▶ [MATERIAL]
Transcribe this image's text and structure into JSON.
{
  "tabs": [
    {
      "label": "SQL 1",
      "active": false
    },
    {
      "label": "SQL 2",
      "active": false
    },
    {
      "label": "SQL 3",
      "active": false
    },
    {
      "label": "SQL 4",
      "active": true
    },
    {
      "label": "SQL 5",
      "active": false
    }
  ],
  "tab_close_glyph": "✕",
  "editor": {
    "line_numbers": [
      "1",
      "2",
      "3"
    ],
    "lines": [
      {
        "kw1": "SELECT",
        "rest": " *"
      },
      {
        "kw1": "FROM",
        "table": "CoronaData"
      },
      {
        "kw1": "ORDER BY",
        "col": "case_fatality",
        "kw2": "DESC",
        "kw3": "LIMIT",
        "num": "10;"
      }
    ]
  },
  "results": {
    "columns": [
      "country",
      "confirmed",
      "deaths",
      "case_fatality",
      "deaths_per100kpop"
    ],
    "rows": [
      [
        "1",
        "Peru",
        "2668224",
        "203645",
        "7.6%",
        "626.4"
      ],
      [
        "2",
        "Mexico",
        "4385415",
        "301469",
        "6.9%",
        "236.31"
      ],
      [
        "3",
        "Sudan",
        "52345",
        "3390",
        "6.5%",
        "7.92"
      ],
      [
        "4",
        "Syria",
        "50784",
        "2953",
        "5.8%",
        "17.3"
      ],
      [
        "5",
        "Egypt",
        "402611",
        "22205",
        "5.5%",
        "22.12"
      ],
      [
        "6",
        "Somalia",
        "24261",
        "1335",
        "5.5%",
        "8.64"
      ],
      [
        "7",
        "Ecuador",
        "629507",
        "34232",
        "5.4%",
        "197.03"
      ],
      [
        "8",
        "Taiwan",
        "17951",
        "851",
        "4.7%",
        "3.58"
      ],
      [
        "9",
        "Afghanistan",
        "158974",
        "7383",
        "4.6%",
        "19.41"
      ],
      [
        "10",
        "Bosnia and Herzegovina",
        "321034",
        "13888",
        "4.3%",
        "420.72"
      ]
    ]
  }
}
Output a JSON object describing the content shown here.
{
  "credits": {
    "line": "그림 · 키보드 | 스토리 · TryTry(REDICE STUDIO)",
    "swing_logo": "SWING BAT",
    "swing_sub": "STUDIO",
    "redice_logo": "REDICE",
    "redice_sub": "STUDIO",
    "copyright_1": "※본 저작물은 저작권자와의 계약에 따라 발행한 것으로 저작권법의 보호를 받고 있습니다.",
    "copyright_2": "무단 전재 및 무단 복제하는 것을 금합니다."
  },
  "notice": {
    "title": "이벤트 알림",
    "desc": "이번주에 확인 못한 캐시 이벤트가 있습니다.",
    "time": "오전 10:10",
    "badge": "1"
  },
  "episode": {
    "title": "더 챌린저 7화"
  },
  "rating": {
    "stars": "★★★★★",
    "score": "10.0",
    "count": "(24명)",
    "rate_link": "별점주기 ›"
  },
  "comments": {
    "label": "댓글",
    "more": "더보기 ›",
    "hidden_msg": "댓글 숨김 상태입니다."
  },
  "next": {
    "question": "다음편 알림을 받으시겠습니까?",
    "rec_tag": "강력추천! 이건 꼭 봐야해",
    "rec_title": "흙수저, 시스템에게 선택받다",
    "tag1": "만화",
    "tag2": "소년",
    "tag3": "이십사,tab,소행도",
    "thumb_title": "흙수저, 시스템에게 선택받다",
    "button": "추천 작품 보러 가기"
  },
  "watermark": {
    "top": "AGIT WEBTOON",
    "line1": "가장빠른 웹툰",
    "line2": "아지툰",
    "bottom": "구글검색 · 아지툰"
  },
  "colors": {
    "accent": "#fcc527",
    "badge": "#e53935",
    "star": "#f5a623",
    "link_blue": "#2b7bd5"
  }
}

▶ [EXERCISE PROMPT] Count the lines of the material that include the word "label", then report only the total.

▶ [ANSWER BELOW] 6